[WHAT YOU ARE ASKED TO DO] Report, word for word, every line of the material that contains "this".

>>>

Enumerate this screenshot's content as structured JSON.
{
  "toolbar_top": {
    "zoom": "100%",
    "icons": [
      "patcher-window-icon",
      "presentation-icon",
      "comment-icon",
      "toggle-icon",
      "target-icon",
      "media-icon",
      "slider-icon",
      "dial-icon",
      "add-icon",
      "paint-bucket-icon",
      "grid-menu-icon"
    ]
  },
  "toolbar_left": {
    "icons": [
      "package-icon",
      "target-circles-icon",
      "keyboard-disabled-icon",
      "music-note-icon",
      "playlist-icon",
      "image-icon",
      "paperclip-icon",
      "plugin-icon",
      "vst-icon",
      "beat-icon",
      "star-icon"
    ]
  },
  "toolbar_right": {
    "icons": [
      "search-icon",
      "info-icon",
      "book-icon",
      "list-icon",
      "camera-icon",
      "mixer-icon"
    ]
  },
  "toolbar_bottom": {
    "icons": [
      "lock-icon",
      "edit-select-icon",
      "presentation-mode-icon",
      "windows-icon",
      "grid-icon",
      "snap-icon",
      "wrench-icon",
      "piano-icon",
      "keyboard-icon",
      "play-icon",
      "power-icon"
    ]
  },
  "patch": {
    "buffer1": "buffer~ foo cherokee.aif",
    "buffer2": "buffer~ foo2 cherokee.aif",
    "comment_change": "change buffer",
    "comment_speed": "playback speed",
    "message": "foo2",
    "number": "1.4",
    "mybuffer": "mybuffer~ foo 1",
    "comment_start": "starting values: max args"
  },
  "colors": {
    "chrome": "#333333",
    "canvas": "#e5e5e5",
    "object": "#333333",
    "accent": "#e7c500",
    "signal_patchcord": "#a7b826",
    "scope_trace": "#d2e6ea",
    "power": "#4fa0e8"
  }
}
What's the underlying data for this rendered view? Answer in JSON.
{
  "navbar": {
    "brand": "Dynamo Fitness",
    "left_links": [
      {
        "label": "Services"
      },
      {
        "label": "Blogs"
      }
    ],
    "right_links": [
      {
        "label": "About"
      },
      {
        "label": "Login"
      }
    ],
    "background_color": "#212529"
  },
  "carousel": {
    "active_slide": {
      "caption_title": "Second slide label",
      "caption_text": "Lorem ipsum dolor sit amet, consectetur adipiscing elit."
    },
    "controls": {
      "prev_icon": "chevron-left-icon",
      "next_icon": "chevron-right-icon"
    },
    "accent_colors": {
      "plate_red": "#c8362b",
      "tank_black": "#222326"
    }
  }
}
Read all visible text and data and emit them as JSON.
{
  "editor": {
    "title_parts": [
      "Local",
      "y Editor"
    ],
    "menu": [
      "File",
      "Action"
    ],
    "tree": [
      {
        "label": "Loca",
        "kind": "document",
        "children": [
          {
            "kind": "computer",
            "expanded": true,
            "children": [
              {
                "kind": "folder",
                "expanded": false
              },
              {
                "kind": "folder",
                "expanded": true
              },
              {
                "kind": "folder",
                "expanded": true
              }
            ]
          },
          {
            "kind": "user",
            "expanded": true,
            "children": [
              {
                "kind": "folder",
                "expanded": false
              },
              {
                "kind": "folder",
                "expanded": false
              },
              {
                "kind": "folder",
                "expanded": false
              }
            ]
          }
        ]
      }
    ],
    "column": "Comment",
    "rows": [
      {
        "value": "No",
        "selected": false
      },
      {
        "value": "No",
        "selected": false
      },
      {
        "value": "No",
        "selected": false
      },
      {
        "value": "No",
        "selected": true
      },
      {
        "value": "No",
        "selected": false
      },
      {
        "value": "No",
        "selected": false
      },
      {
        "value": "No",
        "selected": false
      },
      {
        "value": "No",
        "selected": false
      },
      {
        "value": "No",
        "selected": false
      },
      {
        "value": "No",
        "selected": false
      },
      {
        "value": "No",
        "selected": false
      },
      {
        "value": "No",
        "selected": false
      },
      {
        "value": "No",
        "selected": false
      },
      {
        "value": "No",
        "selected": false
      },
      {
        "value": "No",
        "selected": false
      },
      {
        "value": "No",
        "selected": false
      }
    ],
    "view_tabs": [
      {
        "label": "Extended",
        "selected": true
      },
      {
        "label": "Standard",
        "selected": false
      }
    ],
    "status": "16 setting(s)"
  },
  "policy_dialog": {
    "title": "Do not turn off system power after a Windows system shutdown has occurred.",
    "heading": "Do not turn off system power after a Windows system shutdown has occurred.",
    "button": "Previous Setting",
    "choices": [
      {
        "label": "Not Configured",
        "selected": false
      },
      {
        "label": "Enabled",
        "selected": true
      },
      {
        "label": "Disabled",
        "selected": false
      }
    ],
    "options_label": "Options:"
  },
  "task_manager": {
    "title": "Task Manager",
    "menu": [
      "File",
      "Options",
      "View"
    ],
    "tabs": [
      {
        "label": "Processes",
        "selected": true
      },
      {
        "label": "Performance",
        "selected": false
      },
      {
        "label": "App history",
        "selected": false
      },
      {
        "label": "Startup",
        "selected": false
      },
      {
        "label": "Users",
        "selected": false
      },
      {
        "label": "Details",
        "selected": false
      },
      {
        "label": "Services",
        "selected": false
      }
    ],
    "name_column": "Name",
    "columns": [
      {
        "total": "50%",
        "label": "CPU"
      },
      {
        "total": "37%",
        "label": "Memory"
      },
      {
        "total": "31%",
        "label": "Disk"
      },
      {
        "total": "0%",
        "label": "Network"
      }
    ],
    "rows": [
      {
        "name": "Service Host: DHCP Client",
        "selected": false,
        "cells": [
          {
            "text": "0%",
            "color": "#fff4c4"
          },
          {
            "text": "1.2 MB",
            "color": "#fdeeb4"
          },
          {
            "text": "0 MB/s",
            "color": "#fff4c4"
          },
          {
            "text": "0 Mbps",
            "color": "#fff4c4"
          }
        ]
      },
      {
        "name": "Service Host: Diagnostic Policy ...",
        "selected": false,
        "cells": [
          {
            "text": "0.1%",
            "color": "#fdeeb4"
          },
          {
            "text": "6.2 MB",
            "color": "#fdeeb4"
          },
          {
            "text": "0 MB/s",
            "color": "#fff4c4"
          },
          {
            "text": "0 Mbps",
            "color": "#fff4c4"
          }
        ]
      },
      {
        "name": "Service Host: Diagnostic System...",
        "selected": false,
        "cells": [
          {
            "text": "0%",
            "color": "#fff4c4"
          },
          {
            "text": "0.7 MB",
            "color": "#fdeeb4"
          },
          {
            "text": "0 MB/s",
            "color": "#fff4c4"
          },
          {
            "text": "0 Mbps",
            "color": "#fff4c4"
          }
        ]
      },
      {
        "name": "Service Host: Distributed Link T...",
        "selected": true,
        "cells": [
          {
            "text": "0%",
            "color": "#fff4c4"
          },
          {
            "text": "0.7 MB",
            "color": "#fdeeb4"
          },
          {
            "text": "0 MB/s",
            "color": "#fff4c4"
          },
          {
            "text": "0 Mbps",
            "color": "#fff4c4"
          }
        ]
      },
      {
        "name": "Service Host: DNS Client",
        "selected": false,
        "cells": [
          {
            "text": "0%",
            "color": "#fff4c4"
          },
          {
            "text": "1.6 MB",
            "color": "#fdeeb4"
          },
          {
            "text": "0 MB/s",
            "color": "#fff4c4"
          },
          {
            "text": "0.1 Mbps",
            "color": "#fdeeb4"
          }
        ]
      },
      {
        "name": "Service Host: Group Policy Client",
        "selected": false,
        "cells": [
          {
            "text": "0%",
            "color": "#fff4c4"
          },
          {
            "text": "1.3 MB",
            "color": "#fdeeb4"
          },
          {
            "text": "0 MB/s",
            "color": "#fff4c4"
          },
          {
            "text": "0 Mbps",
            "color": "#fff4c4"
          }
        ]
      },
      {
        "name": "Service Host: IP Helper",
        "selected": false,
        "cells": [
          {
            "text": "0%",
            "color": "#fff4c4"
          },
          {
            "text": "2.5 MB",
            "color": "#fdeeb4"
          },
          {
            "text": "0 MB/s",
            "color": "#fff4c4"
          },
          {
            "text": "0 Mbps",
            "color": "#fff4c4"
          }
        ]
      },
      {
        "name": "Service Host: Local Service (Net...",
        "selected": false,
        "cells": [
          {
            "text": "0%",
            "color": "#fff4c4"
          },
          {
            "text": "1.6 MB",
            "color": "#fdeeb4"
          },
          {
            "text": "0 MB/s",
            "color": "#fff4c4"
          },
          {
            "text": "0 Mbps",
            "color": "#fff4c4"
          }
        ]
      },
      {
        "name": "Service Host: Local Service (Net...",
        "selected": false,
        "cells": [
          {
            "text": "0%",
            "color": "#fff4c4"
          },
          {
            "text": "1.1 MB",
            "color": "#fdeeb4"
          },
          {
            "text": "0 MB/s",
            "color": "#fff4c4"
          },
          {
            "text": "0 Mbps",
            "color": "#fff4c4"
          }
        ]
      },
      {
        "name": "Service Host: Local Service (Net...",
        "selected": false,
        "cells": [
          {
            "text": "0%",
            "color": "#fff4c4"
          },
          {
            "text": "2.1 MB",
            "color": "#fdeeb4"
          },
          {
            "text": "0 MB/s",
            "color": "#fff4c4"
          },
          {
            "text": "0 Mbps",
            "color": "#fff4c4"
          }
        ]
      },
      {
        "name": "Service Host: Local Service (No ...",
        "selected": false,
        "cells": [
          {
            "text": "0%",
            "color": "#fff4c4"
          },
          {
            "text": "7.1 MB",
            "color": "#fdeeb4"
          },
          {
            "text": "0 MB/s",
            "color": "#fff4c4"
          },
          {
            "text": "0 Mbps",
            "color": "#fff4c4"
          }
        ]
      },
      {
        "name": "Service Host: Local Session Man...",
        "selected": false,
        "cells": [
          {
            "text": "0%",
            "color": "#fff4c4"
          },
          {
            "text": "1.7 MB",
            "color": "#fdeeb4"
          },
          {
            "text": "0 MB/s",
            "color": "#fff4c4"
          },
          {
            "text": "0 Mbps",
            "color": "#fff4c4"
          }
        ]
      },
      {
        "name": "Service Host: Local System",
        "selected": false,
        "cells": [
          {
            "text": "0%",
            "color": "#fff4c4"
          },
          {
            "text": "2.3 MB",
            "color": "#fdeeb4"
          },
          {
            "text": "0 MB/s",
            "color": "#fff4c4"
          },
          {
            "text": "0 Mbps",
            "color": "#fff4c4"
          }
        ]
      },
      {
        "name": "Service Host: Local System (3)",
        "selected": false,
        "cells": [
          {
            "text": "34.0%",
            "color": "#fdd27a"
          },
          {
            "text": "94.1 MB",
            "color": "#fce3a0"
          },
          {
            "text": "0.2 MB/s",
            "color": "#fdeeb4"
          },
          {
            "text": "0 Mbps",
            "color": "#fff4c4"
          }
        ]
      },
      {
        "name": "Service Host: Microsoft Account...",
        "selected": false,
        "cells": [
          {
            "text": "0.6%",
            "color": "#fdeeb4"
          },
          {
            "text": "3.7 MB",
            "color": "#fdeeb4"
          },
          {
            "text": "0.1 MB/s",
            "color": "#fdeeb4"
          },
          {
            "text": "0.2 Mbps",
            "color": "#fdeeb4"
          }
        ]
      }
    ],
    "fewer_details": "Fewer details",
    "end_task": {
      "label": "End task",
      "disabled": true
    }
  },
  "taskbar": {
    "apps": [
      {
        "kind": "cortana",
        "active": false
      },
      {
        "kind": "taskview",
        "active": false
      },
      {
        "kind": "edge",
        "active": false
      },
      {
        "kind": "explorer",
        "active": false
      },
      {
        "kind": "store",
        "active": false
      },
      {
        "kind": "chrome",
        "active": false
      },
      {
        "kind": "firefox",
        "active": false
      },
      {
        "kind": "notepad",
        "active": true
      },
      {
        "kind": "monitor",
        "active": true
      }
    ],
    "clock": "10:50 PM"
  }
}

<<<

[WRITTEN ANSWER]
Enumerate this screenshot's content as structured JSON.
What's the underlying data for this rendered view? Answer in JSON.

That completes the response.